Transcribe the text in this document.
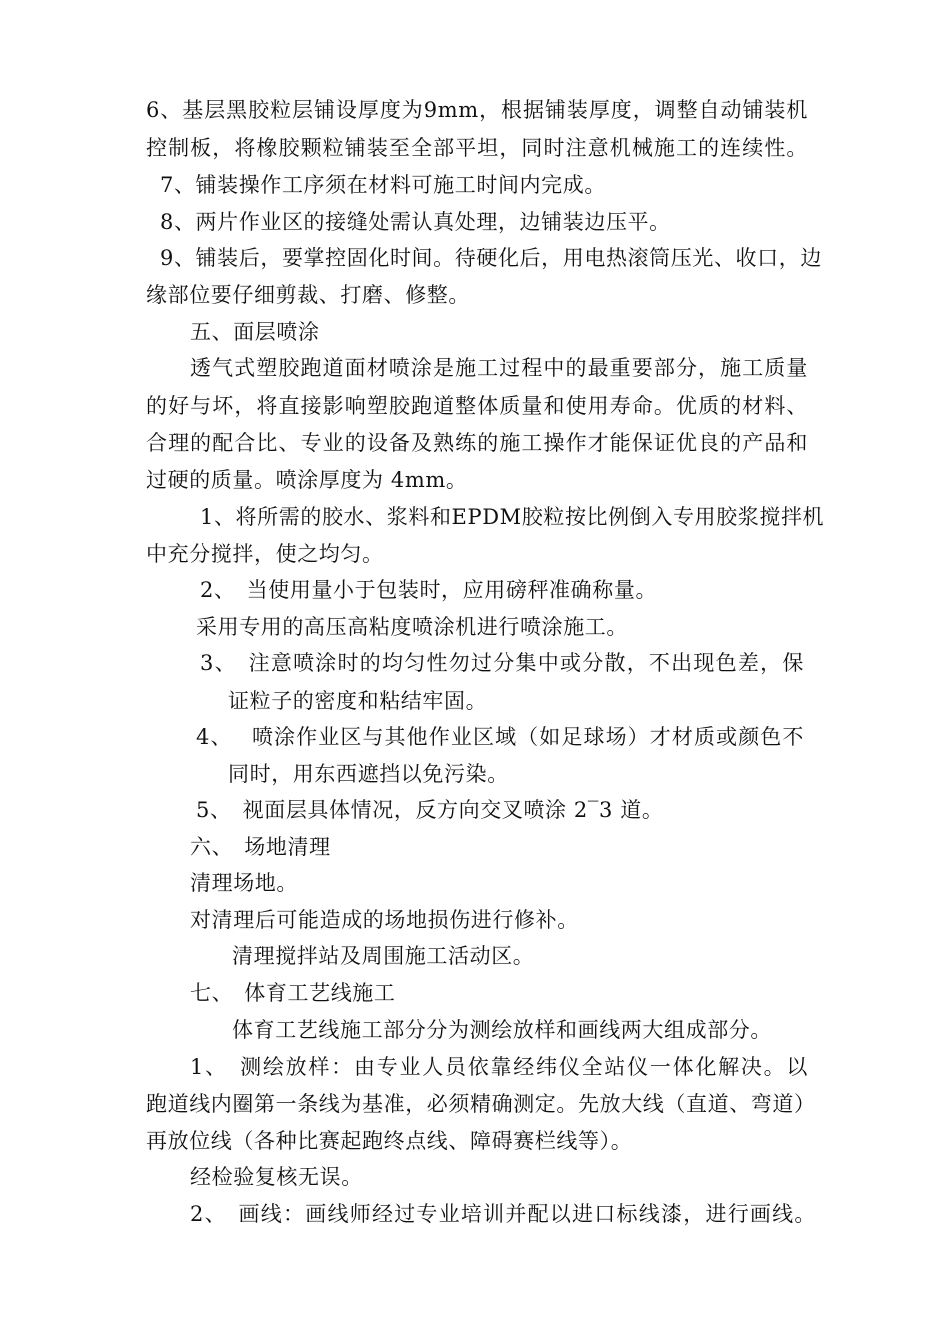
6、基层黑胶粒层铺设厚度为9mm，根据铺装厚度，调整自动铺装机
控制板，将橡胶颗粒铺装至全部平坦，同时注意机械施工的连续性。
7、铺装操作工序须在材料可施工时间内完成。
8、两片作业区的接缝处需认真处理，边铺装边压平。
9、铺装后，要掌控固化时间。待硬化后，用电热滚筒压光、收口，边
缘部位要仔细剪裁、打磨、修整。
五、面层喷涂
透气式塑胶跑道面材喷涂是施工过程中的最重要部分，施工质量
的好与坏，将直接影响塑胶跑道整体质量和使用寿命。优质的材料、
合理的配合比、专业的设备及熟练的施工操作才能保证优良的产品和
过硬的质量。喷涂厚度为 4mm。
1、将所需的胶水、浆料和EPDM胶粒按比例倒入专用胶浆搅拌机
中充分搅拌，使之均匀。
2、　当使用量小于包装时，应用磅秤准确称量。
采用专用的高压高粘度喷涂机进行喷涂施工。
3、　注意喷涂时的均匀性勿过分集中或分散，不出现色差，保
证粒子的密度和粘结牢固。
4、　 喷涂作业区与其他作业区域（如足球场）才材质或颜色不
同时，用东西遮挡以免污染。
5、　视面层具体情况，反方向交叉喷涂 2‾3 道。
六、　场地清理
清理场地。
对清理后可能造成的场地损伤进行修补。
清理搅拌站及周围施工活动区。
七、　体育工艺线施工
体育工艺线施工部分分为测绘放样和画线两大组成部分。
1、　测绘放样：由专业人员依靠经纬仪全站仪一体化解决。以
跑道线内圈第一条线为基准，必须精确测定。先放大线（直道、弯道）
再放位线（各种比赛起跑终点线、障碍赛栏线等）。
经检验复核无误。
2、　画线：画线师经过专业培训并配以进口标线漆，进行画线。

● ● ● ● ● ● ●

• **Written instruction**:
Omit the pictures, then output the rest of the listing exactly.

• **Written solution**:
Transcribe the text in this document.
6、基层黑胶粒层铺设厚度为9mm，根据铺装厚度，调整自动铺装机
控制板，将橡胶颗粒铺装至全部平坦，同时注意机械施工的连续性。
7、铺装操作工序须在材料可施工时间内完成。
8、两片作业区的接缝处需认真处理，边铺装边压平。
9、铺装后，要掌控固化时间。待硬化后，用电热滚筒压光、收口，边
缘部位要仔细剪裁、打磨、修整。
五、面层喷涂
透气式塑胶跑道面材喷涂是施工过程中的最重要部分，施工质量
的好与坏，将直接影响塑胶跑道整体质量和使用寿命。优质的材料、
合理的配合比、专业的设备及熟练的施工操作才能保证优良的产品和
过硬的质量。喷涂厚度为 4mm。
1、将所需的胶水、浆料和EPDM胶粒按比例倒入专用胶浆搅拌机
中充分搅拌，使之均匀。
2、　当使用量小于包装时，应用磅秤准确称量。
采用专用的高压高粘度喷涂机进行喷涂施工。
3、　注意喷涂时的均匀性勿过分集中或分散，不出现色差，保
证粒子的密度和粘结牢固。
4、　 喷涂作业区与其他作业区域（如足球场）才材质或颜色不
同时，用东西遮挡以免污染。
5、　视面层具体情况，反方向交叉喷涂 2‾3 道。
六、　场地清理
清理场地。
对清理后可能造成的场地损伤进行修补。
清理搅拌站及周围施工活动区。
七、　体育工艺线施工
体育工艺线施工部分分为测绘放样和画线两大组成部分。
1、　测绘放样：由专业人员依靠经纬仪全站仪一体化解决。以
跑道线内圈第一条线为基准，必须精确测定。先放大线（直道、弯道）
再放位线（各种比赛起跑终点线、障碍赛栏线等）。
经检验复核无误。
2、　画线：画线师经过专业培训并配以进口标线漆，进行画线。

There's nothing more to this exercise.